> **Task statement**:
Omit the pictures and return every entry exactly as written.

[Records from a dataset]
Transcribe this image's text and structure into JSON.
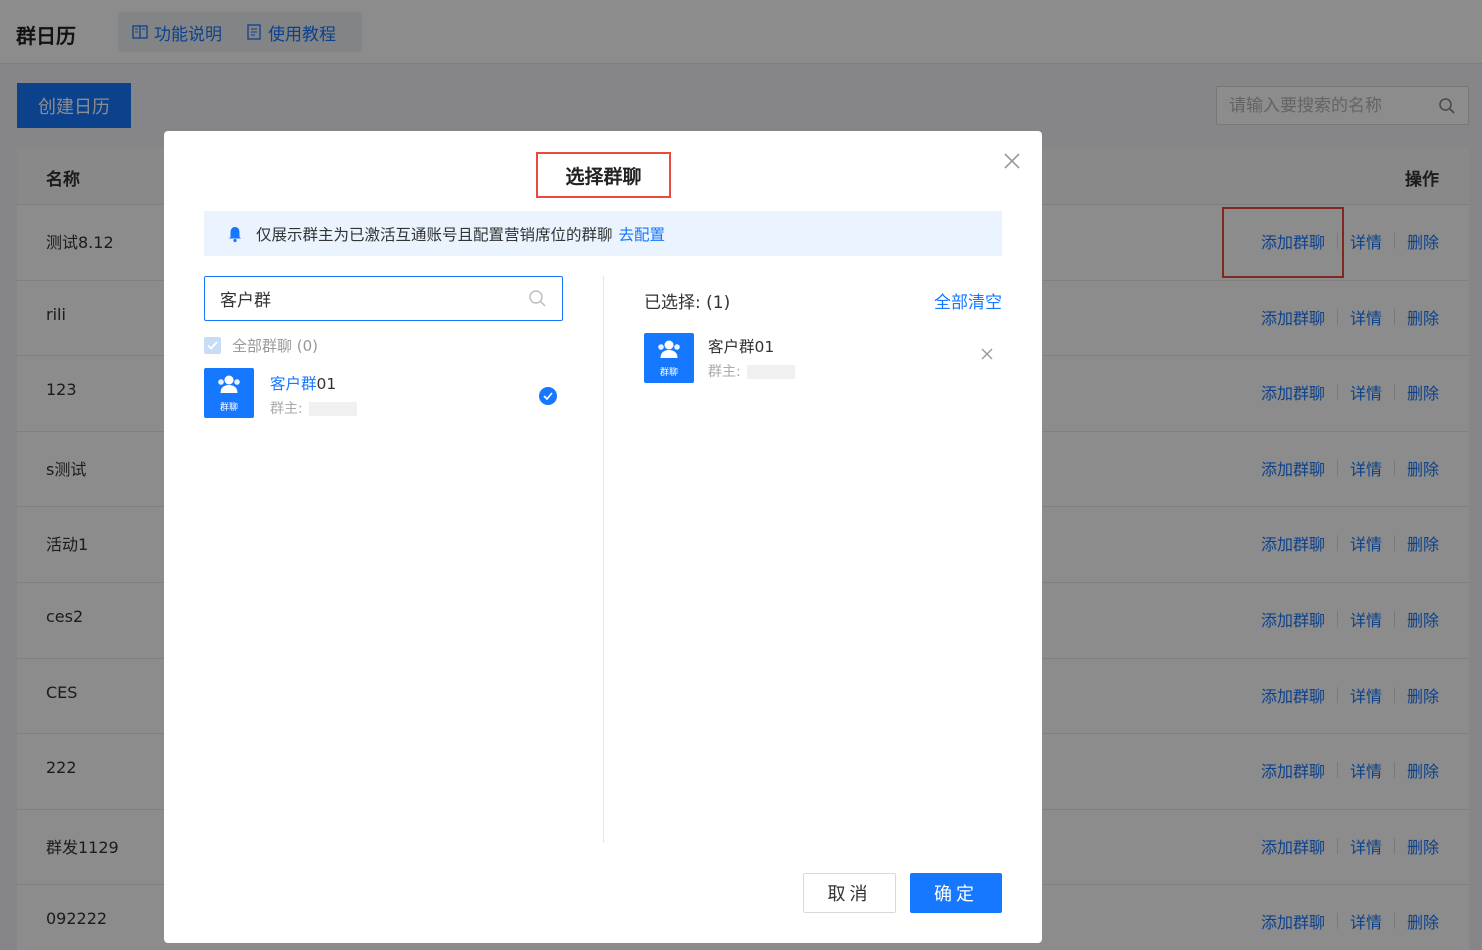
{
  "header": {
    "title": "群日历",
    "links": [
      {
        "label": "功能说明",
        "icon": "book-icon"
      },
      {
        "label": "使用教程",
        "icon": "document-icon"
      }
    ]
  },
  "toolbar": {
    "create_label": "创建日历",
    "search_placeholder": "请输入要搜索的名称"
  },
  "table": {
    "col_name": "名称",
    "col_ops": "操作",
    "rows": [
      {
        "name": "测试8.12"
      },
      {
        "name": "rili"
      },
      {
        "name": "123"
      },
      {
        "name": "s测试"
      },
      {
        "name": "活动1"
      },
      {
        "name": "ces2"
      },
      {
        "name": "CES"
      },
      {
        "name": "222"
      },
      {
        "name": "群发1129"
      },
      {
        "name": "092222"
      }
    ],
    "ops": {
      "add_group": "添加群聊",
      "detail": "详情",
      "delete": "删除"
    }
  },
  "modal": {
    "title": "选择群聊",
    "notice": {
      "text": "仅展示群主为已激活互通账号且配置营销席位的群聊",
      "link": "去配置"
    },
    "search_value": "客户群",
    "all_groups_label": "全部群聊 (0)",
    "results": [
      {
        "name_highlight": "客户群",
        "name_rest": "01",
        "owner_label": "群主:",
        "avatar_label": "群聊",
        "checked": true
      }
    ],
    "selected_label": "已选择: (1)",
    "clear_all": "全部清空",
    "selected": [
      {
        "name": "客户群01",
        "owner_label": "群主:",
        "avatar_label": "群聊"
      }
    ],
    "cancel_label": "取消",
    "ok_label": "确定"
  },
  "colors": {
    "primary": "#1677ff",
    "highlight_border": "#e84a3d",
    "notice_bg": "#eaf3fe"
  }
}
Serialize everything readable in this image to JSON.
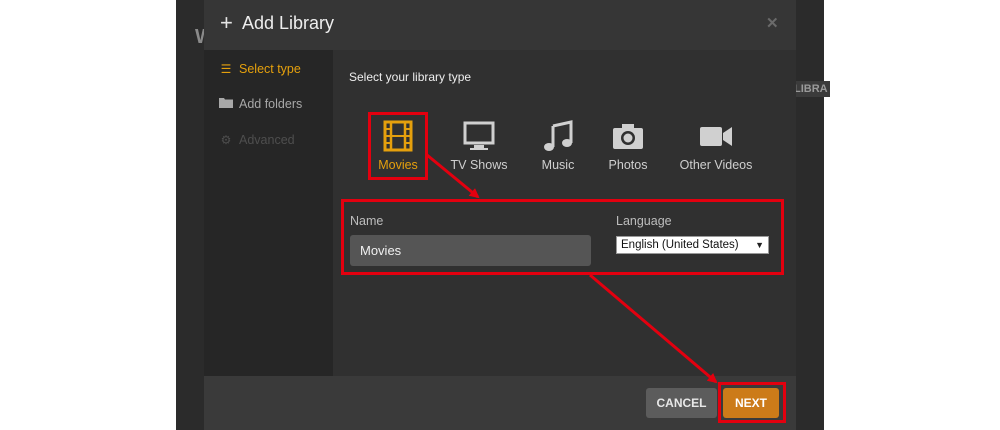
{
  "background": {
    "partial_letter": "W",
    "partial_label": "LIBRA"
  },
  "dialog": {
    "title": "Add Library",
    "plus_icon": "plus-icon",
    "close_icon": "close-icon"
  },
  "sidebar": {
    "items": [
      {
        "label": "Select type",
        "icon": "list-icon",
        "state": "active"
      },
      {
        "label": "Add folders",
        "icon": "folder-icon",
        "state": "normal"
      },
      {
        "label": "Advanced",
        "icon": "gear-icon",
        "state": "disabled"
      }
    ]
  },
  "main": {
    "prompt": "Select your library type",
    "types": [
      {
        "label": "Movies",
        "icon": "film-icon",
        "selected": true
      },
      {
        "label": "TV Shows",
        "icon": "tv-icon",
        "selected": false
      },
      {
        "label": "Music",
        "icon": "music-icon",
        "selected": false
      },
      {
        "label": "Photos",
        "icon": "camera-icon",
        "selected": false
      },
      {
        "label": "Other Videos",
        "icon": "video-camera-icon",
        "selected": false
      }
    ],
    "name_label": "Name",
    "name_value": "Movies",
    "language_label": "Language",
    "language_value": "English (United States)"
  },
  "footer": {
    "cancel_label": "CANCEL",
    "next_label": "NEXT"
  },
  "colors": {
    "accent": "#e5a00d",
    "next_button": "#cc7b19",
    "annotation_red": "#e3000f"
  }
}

> **Complete output**:
Transcribe this image's text and structure into JSON.
{
  "header": {
    "title": "群日历",
    "links": [
      {
        "label": "功能说明",
        "icon": "book-icon"
      },
      {
        "label": "使用教程",
        "icon": "document-icon"
      }
    ]
  },
  "toolbar": {
    "create_label": "创建日历",
    "search_placeholder": "请输入要搜索的名称"
  },
  "table": {
    "col_name": "名称",
    "col_ops": "操作",
    "rows": [
      {
        "name": "测试8.12"
      },
      {
        "name": "rili"
      },
      {
        "name": "123"
      },
      {
        "name": "s测试"
      },
      {
        "name": "活动1"
      },
      {
        "name": "ces2"
      },
      {
        "name": "CES"
      },
      {
        "name": "222"
      },
      {
        "name": "群发1129"
      },
      {
        "name": "092222"
      }
    ],
    "ops": {
      "add_group": "添加群聊",
      "detail": "详情",
      "delete": "删除"
    }
  },
  "modal": {
    "title": "选择群聊",
    "notice": {
      "text": "仅展示群主为已激活互通账号且配置营销席位的群聊",
      "link": "去配置"
    },
    "search_value": "客户群",
    "all_groups_label": "全部群聊 (0)",
    "results": [
      {
        "name_highlight": "客户群",
        "name_rest": "01",
        "owner_label": "群主:",
        "avatar_label": "群聊",
        "checked": true
      }
    ],
    "selected_label": "已选择: (1)",
    "clear_all": "全部清空",
    "selected": [
      {
        "name": "客户群01",
        "owner_label": "群主:",
        "avatar_label": "群聊"
      }
    ],
    "cancel_label": "取消",
    "ok_label": "确定"
  },
  "colors": {
    "primary": "#1677ff",
    "highlight_border": "#e84a3d",
    "notice_bg": "#eaf3fe"
  }
}
Serialize everything readable in this image to JSON.
{
  "background": {
    "partial_letter": "W",
    "partial_label": "LIBRA"
  },
  "dialog": {
    "title": "Add Library",
    "plus_icon": "plus-icon",
    "close_icon": "close-icon"
  },
  "sidebar": {
    "items": [
      {
        "label": "Select type",
        "icon": "list-icon",
        "state": "active"
      },
      {
        "label": "Add folders",
        "icon": "folder-icon",
        "state": "normal"
      },
      {
        "label": "Advanced",
        "icon": "gear-icon",
        "state": "disabled"
      }
    ]
  },
  "main": {
    "prompt": "Select your library type",
    "types": [
      {
        "label": "Movies",
        "icon": "film-icon",
        "selected": true
      },
      {
        "label": "TV Shows",
        "icon": "tv-icon",
        "selected": false
      },
      {
        "label": "Music",
        "icon": "music-icon",
        "selected": false
      },
      {
        "label": "Photos",
        "icon": "camera-icon",
        "selected": false
      },
      {
        "label": "Other Videos",
        "icon": "video-camera-icon",
        "selected": false
      }
    ],
    "name_label": "Name",
    "name_value": "Movies",
    "language_label": "Language",
    "language_value": "English (United States)"
  },
  "footer": {
    "cancel_label": "CANCEL",
    "next_label": "NEXT"
  },
  "colors": {
    "accent": "#e5a00d",
    "next_button": "#cc7b19",
    "annotation_red": "#e3000f"
  }
}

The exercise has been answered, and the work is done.